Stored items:
※ ※ ※
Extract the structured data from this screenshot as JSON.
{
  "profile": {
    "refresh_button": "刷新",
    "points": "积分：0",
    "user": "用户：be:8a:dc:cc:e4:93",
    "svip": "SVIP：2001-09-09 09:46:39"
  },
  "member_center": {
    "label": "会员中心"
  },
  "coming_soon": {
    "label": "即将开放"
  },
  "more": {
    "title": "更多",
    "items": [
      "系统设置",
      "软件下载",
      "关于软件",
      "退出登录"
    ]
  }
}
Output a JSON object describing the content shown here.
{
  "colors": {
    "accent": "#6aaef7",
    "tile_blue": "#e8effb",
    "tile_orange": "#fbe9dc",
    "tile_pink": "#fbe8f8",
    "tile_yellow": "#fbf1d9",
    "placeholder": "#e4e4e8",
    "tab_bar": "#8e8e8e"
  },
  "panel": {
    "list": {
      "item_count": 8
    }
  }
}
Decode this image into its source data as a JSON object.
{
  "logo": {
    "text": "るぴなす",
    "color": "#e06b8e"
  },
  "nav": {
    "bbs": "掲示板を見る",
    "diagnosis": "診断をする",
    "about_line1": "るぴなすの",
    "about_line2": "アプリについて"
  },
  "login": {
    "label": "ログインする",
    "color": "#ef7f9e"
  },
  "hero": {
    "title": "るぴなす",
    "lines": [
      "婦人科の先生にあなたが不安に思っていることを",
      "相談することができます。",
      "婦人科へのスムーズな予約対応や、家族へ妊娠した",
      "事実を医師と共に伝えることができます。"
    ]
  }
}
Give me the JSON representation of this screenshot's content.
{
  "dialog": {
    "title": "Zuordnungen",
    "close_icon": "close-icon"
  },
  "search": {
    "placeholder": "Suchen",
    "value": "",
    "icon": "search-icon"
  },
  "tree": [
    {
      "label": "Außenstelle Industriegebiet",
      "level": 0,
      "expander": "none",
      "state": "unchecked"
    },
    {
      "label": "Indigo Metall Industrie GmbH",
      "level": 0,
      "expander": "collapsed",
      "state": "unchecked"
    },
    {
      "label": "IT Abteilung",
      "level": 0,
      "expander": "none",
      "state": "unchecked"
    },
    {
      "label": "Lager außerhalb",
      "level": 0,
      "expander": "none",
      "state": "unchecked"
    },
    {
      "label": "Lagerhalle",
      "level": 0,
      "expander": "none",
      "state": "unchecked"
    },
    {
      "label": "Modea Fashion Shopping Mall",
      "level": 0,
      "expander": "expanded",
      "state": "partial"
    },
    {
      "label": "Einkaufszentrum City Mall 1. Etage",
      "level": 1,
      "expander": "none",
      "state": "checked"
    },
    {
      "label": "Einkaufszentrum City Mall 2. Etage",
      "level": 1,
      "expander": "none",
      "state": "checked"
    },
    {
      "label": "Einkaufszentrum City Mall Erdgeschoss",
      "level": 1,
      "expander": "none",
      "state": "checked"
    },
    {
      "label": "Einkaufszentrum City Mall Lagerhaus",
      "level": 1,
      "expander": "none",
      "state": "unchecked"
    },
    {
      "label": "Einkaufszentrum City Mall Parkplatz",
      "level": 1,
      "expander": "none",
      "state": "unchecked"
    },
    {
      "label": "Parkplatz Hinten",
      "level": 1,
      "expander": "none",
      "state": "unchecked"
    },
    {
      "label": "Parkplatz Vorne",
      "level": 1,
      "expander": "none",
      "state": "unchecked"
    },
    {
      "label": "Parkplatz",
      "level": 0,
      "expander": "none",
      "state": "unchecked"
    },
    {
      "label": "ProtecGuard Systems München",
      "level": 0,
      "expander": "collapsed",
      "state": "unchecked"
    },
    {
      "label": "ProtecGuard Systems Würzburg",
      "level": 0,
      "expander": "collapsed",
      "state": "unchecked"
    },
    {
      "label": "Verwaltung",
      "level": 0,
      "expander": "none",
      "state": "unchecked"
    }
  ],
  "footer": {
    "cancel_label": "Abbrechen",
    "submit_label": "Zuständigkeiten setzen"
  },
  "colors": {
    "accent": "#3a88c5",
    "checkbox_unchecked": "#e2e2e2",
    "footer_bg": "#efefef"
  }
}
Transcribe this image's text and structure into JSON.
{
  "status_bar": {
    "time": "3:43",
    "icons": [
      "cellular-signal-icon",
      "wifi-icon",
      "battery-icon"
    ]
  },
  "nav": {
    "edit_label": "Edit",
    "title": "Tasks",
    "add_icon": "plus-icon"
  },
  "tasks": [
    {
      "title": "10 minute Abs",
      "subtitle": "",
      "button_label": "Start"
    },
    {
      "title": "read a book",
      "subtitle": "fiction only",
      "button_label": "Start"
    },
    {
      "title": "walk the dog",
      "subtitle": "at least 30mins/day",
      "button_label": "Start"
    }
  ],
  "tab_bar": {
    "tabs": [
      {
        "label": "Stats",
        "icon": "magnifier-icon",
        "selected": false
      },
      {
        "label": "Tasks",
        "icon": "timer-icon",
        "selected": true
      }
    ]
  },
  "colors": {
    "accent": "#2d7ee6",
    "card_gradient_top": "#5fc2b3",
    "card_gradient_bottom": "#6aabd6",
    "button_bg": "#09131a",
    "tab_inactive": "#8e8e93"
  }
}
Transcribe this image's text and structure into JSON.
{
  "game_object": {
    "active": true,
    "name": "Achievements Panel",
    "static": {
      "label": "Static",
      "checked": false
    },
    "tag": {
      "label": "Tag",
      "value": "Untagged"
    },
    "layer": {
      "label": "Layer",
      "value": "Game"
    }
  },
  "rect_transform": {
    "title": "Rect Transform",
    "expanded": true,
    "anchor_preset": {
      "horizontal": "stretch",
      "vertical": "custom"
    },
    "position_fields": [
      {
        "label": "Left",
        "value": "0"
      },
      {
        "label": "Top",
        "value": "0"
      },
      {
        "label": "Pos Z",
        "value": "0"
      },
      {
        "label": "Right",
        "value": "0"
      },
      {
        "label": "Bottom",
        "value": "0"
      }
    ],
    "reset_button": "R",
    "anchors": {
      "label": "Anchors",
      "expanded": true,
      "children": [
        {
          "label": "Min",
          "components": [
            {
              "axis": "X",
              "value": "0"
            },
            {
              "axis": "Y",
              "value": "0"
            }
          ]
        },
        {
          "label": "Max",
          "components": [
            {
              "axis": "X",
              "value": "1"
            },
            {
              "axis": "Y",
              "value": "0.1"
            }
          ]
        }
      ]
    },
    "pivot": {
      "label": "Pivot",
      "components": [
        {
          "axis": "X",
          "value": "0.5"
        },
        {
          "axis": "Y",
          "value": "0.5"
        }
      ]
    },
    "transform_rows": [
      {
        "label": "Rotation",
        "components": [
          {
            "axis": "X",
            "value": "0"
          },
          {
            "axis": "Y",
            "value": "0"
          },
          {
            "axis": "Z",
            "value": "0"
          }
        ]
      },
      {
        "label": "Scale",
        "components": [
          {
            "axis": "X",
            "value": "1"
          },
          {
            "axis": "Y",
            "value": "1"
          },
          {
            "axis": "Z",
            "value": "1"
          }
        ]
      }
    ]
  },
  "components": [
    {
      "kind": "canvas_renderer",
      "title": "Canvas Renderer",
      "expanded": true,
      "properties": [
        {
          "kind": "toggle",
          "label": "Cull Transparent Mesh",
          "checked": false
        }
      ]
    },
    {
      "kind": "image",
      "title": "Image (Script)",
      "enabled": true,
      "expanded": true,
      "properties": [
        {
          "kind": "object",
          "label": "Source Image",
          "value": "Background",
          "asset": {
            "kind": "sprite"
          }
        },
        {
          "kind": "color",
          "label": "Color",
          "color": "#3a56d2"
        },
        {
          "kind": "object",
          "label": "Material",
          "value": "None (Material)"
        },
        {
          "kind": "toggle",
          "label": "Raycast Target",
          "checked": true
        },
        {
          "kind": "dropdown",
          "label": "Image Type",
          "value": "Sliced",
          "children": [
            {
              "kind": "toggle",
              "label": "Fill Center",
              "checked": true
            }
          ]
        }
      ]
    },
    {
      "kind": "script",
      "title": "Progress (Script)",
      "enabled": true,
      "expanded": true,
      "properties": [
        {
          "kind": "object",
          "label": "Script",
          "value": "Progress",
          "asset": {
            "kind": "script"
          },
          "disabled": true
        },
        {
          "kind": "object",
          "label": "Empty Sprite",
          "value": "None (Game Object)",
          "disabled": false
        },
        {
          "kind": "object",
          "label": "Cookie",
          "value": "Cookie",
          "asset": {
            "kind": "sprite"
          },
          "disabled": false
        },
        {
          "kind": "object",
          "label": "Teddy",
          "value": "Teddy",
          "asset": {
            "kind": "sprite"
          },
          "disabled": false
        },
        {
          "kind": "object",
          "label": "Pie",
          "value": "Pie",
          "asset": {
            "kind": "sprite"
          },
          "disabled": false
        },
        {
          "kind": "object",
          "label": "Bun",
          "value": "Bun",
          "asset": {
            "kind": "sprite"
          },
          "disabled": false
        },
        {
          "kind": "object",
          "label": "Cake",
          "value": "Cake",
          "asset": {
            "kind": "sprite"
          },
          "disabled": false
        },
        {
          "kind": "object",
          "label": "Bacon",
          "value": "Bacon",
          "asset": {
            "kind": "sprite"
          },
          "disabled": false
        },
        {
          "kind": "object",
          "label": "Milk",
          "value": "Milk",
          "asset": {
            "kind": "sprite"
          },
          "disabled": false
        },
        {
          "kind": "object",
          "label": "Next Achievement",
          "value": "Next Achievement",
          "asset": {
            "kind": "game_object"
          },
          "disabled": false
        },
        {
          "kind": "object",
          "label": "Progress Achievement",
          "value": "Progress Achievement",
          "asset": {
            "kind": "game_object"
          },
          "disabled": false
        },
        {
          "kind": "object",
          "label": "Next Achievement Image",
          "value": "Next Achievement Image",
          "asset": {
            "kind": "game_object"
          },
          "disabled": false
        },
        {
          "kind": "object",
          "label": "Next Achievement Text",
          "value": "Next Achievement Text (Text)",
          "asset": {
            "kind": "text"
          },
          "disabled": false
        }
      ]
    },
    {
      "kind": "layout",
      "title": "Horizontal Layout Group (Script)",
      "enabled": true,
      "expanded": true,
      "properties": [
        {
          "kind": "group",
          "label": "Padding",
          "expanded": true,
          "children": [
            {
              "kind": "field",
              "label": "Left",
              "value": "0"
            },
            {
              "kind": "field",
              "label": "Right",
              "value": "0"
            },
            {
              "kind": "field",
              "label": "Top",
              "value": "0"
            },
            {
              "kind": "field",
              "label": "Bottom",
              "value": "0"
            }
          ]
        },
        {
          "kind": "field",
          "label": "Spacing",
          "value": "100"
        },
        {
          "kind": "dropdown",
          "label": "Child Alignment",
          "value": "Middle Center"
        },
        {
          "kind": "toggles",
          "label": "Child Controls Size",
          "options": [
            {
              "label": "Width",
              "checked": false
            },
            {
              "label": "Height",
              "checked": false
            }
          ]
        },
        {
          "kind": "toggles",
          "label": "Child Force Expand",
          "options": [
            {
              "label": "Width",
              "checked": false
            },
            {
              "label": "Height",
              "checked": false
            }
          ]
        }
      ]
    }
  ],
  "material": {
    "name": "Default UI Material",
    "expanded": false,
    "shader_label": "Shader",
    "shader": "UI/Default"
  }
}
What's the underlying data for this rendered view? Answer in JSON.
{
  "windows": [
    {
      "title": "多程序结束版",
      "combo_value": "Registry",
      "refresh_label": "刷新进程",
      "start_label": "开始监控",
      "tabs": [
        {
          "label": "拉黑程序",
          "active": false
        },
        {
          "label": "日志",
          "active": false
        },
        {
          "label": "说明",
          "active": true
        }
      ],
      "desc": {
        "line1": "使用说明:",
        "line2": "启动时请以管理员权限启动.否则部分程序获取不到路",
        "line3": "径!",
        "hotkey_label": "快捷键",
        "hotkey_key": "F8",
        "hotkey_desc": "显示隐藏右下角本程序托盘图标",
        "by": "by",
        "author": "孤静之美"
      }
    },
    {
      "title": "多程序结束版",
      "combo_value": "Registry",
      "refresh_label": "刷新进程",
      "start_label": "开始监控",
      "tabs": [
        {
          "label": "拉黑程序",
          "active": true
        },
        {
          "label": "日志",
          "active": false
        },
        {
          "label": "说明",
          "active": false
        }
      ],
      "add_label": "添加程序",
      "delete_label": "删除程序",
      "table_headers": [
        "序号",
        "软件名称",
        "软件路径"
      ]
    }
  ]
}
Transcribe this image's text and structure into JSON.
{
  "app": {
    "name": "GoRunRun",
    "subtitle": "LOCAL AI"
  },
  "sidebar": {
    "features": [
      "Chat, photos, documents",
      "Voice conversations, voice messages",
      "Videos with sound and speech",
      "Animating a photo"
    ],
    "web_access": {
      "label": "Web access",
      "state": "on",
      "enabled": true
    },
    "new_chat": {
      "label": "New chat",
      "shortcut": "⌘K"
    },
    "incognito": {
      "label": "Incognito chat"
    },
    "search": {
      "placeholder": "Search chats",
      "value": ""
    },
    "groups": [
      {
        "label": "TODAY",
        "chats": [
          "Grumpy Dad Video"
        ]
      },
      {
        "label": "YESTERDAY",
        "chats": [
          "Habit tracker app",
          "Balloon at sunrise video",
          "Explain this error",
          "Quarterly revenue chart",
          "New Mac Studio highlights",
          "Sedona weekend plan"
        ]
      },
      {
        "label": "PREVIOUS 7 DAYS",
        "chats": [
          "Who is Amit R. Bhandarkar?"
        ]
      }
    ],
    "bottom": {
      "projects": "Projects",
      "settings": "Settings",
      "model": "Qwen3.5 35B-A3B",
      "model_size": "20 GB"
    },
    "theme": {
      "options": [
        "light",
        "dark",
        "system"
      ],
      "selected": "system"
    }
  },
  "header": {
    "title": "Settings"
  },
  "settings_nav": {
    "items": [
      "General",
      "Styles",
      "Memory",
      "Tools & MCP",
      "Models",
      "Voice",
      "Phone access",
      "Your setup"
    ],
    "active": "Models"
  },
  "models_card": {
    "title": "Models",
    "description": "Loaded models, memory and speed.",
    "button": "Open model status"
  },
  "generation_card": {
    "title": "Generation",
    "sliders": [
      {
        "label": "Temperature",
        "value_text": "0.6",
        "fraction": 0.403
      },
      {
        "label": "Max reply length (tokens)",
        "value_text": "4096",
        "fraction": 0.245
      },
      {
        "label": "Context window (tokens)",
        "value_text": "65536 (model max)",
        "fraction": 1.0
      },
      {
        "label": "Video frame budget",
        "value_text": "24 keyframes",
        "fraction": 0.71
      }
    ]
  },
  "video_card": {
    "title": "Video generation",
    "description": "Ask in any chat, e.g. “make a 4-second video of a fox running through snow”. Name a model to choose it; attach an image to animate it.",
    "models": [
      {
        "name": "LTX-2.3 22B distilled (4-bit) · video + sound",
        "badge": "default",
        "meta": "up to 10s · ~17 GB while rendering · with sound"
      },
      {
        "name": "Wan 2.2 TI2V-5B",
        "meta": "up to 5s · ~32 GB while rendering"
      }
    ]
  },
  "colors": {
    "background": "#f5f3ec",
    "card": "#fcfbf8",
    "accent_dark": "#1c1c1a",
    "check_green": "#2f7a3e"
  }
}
※ ※ ※
* [What the task requires]: Search the material above for "subtitle". Pull out each line where it shows up.

* [The solution]:
      "subtitle": "",
      "subtitle": "fiction only",
      "subtitle": "at least 30mins/day",
    "subtitle": "LOCAL AI"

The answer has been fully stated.